Records from a data source:
▶
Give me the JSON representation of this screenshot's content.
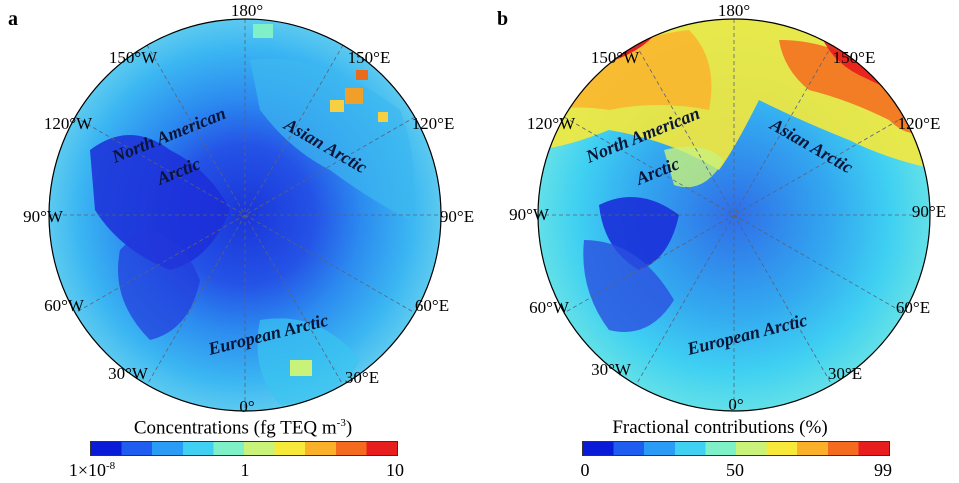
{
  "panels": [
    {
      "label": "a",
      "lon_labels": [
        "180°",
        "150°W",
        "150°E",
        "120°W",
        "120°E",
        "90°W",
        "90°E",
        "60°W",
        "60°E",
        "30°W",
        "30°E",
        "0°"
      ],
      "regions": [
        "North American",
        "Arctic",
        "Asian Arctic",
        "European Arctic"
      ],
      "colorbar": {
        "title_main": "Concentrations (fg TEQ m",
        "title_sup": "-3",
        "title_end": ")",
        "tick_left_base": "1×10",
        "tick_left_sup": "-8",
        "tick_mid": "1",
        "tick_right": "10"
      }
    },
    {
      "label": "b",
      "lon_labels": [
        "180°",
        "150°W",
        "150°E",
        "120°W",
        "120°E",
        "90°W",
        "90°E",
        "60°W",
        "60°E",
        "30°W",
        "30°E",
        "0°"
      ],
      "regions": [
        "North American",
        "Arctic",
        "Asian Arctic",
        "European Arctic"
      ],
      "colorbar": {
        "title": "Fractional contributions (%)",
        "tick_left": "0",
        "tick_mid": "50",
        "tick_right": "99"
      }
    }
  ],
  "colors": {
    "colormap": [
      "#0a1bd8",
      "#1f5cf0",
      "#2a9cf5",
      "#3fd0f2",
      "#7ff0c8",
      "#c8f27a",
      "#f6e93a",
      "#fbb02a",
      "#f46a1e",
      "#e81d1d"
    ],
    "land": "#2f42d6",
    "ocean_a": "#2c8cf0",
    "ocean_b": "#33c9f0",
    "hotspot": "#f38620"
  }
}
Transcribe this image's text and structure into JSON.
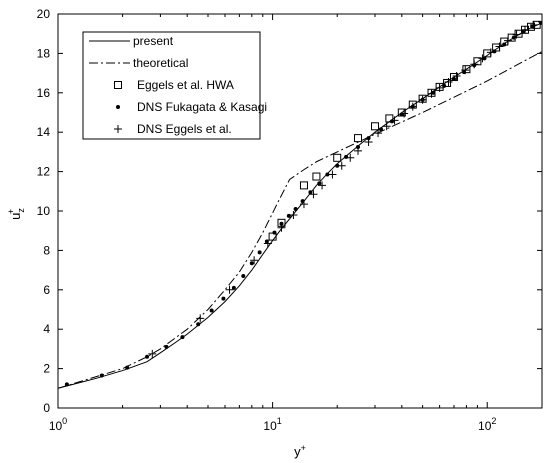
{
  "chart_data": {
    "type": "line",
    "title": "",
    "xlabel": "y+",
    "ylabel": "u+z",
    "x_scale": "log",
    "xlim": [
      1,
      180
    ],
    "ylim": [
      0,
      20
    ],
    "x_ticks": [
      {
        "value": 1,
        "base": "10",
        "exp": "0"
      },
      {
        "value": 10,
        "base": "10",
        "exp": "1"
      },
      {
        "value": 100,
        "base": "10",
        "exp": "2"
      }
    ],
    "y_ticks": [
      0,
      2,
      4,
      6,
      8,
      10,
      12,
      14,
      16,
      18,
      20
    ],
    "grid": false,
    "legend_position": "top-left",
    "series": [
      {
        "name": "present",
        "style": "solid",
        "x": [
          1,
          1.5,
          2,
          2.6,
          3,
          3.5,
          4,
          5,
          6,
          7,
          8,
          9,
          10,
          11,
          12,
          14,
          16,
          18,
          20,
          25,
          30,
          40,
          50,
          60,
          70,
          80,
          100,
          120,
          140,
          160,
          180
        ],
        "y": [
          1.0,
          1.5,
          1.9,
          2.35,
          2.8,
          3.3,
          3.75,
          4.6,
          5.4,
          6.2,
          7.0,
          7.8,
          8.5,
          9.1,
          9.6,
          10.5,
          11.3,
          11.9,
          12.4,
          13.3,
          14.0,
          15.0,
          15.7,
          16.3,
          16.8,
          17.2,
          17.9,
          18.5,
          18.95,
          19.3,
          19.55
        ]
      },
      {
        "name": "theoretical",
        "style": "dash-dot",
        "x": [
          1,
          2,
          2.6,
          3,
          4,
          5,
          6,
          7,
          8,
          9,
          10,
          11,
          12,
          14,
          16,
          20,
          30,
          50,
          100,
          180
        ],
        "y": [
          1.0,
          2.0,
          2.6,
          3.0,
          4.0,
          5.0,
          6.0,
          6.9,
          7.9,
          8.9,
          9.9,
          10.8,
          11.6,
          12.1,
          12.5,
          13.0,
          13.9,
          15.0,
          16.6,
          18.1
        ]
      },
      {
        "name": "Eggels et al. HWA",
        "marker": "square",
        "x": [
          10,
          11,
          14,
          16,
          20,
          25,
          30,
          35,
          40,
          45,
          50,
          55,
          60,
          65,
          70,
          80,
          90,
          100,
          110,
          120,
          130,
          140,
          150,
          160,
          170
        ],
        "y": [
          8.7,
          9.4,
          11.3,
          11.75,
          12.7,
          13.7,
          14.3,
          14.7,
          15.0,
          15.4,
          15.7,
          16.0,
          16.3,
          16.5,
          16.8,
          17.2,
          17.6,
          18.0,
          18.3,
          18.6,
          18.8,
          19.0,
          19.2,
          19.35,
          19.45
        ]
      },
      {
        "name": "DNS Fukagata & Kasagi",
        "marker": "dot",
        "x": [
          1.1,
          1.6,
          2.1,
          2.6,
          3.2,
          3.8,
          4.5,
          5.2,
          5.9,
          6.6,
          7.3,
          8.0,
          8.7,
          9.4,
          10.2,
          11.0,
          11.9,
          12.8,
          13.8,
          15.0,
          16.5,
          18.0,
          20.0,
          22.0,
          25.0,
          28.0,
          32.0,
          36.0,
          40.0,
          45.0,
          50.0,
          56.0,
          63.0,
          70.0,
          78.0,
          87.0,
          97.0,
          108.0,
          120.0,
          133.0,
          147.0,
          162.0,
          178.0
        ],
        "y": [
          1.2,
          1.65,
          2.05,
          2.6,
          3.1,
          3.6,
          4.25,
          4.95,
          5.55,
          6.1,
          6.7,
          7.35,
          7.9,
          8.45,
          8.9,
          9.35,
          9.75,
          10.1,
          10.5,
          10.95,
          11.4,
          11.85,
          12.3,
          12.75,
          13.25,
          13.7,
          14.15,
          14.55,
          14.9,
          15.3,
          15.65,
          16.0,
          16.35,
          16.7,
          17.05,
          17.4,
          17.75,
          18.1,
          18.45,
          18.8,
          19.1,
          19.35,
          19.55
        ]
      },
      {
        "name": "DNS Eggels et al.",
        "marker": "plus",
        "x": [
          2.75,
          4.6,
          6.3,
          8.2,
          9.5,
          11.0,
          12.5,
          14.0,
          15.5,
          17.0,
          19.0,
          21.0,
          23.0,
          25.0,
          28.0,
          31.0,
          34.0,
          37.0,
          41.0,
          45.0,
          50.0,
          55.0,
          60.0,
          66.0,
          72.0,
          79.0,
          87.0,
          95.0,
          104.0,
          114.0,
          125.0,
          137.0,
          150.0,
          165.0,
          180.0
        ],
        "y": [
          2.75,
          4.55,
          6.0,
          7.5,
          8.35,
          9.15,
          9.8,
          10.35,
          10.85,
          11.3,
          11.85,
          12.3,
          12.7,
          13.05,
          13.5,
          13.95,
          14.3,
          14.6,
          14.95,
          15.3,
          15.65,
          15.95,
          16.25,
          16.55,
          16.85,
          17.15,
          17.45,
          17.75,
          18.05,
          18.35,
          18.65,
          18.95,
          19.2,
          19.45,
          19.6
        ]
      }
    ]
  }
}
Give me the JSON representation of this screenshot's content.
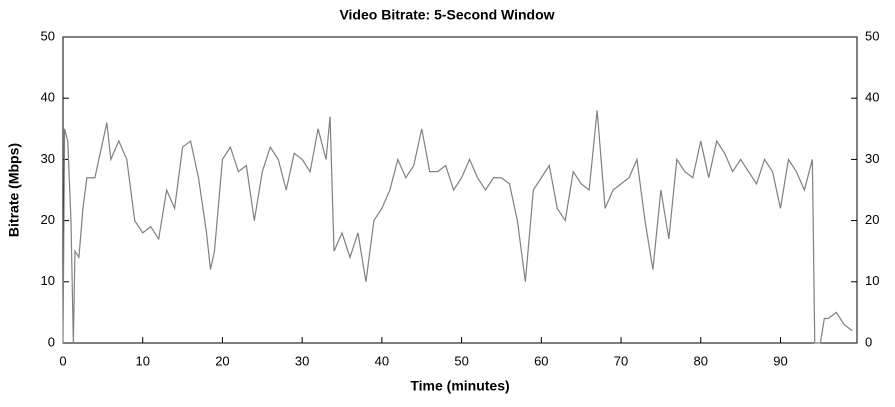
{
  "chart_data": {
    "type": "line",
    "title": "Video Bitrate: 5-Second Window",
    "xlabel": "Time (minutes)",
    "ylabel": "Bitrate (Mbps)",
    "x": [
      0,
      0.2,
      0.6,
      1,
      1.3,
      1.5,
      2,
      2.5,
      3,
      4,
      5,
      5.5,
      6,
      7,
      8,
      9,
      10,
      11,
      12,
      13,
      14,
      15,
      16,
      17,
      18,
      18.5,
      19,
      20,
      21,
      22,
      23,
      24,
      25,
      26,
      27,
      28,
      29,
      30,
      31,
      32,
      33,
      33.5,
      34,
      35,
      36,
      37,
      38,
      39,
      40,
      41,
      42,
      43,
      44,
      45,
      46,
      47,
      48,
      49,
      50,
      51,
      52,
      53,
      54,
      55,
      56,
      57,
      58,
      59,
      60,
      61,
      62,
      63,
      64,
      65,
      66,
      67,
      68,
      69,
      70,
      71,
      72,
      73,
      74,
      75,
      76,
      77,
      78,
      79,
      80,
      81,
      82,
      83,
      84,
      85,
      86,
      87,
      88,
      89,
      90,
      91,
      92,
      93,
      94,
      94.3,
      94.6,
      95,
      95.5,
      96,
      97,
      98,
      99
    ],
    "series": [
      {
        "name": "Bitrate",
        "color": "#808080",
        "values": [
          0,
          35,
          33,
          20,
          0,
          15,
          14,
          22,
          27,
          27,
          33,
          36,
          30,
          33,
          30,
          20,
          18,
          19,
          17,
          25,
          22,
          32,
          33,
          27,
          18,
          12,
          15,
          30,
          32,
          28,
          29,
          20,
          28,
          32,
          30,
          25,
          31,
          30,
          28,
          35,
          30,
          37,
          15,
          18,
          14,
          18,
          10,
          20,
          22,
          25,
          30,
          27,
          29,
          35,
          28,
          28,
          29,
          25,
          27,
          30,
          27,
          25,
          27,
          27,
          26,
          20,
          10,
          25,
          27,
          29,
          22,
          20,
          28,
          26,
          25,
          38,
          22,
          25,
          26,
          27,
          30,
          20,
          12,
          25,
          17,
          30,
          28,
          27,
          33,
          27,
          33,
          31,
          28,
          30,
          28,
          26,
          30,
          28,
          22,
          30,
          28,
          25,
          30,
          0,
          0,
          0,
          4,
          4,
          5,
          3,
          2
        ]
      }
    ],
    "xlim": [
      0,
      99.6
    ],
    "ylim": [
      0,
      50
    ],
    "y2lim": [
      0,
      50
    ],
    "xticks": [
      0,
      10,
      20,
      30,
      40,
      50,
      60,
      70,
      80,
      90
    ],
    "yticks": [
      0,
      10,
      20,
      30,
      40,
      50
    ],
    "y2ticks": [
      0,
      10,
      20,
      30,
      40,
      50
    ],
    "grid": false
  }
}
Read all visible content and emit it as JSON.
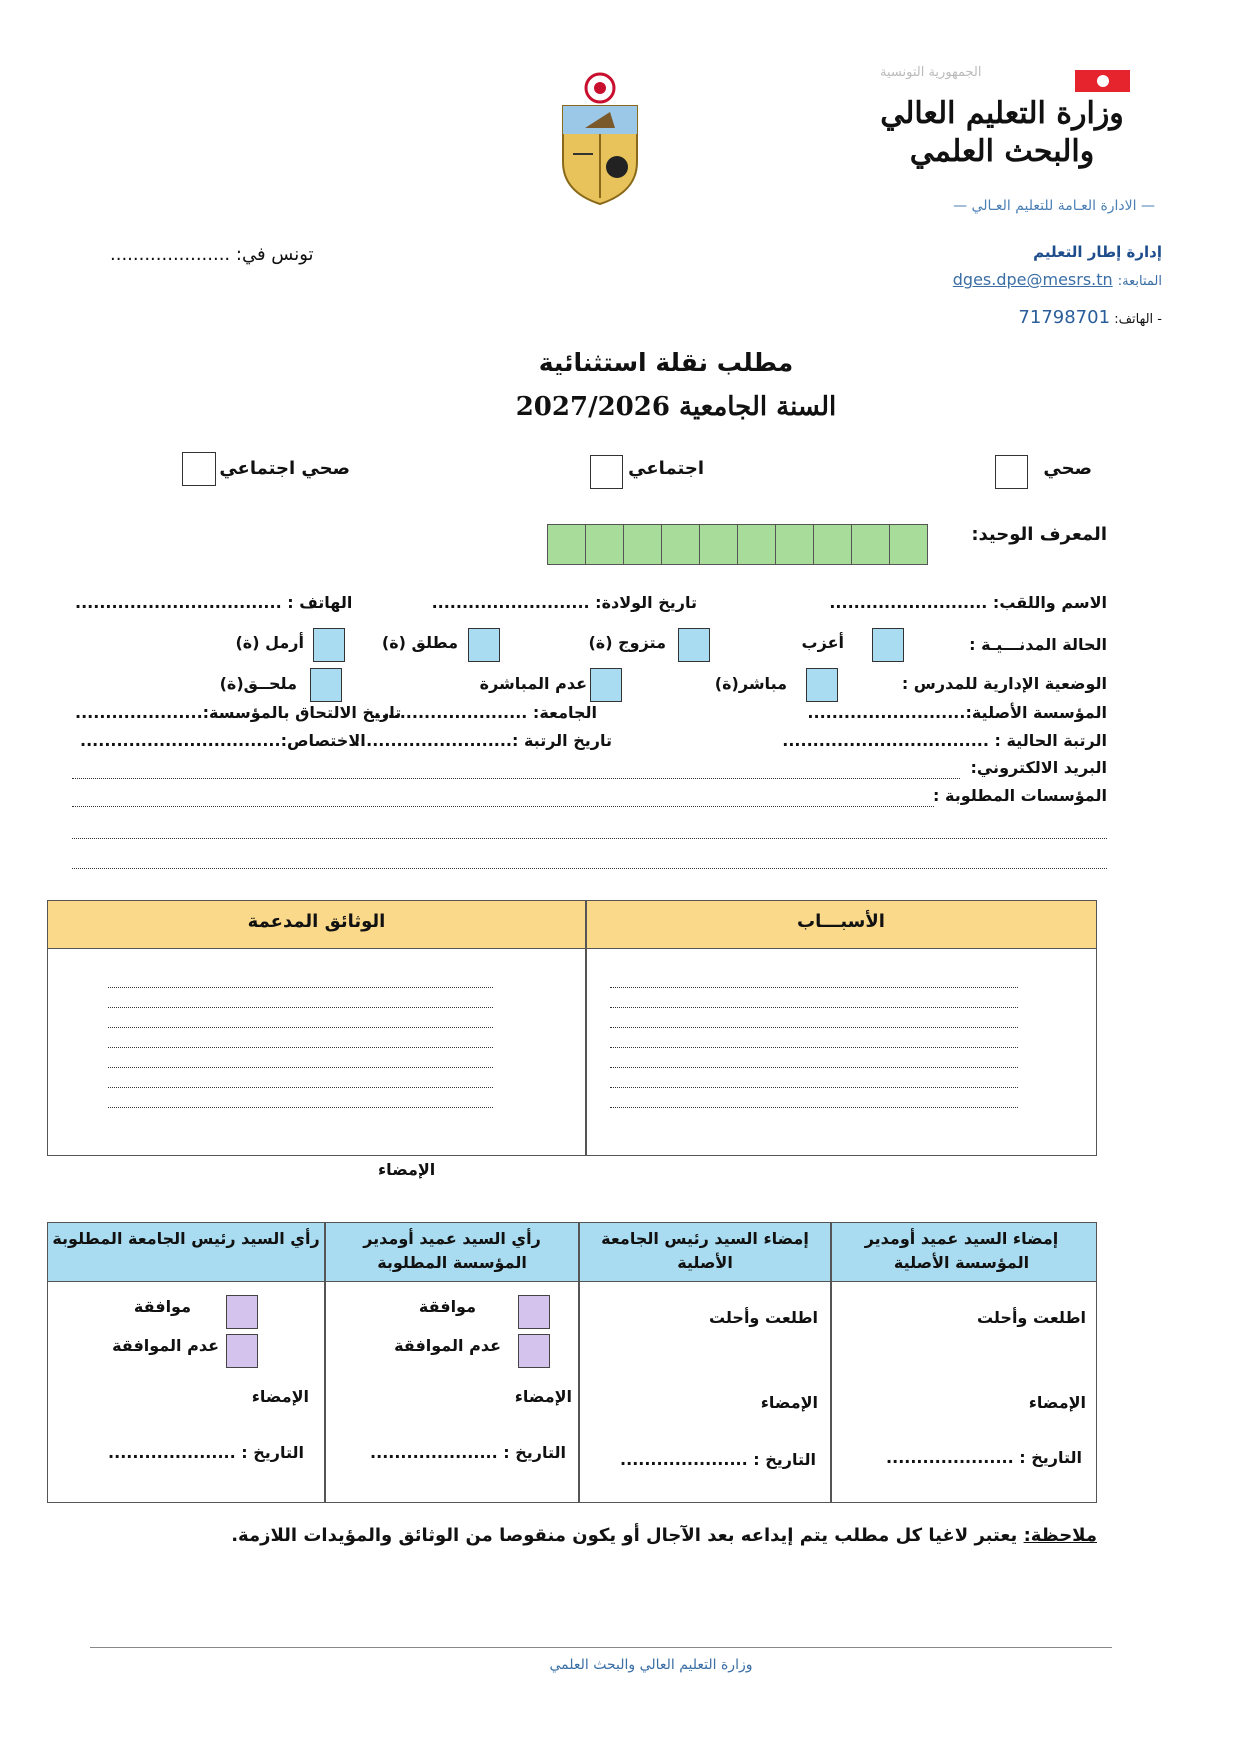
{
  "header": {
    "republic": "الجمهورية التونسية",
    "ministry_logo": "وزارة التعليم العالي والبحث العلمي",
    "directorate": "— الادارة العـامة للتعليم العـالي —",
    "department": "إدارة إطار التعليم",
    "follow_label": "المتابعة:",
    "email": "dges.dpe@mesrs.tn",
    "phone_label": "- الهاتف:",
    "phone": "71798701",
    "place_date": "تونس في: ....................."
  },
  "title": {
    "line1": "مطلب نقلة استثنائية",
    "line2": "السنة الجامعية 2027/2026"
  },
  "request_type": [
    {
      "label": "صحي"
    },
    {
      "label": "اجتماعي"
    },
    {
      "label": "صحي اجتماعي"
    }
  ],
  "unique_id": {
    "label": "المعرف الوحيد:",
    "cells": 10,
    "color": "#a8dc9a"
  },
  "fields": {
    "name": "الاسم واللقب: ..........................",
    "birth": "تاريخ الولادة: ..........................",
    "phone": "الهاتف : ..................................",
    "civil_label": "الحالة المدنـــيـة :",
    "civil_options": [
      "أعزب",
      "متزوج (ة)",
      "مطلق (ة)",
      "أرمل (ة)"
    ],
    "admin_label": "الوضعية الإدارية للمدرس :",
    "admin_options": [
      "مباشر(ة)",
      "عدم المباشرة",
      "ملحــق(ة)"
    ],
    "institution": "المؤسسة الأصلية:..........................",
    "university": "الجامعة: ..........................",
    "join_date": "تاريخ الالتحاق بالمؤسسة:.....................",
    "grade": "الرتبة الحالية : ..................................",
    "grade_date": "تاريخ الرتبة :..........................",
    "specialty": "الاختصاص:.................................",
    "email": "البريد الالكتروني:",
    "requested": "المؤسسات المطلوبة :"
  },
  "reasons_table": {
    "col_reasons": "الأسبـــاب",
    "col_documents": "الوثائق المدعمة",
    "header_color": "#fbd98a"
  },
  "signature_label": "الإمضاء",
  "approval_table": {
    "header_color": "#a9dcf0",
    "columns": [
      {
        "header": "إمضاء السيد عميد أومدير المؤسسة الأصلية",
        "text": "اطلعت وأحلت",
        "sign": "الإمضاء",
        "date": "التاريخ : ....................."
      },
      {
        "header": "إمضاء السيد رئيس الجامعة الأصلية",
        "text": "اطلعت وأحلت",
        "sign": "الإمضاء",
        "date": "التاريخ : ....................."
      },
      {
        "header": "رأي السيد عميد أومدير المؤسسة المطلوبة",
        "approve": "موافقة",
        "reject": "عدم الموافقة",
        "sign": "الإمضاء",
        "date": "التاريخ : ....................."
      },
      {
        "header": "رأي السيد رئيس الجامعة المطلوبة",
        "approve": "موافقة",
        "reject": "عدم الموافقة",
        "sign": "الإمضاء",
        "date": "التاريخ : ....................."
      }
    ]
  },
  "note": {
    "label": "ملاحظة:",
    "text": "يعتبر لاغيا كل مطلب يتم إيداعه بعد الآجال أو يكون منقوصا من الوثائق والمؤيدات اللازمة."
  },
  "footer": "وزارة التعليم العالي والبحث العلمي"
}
◀
Pull out all lines from the entries above in which the word "name" appears.

        "name": "present",
        "name": "theoretical",
        "name": "Eggels et al. HWA",
        "name": "DNS Fukagata & Kasagi",
        "name": "DNS Eggels et al.",
        "name": "Bitrate",
    "name": "الاسم واللقب: ..........................",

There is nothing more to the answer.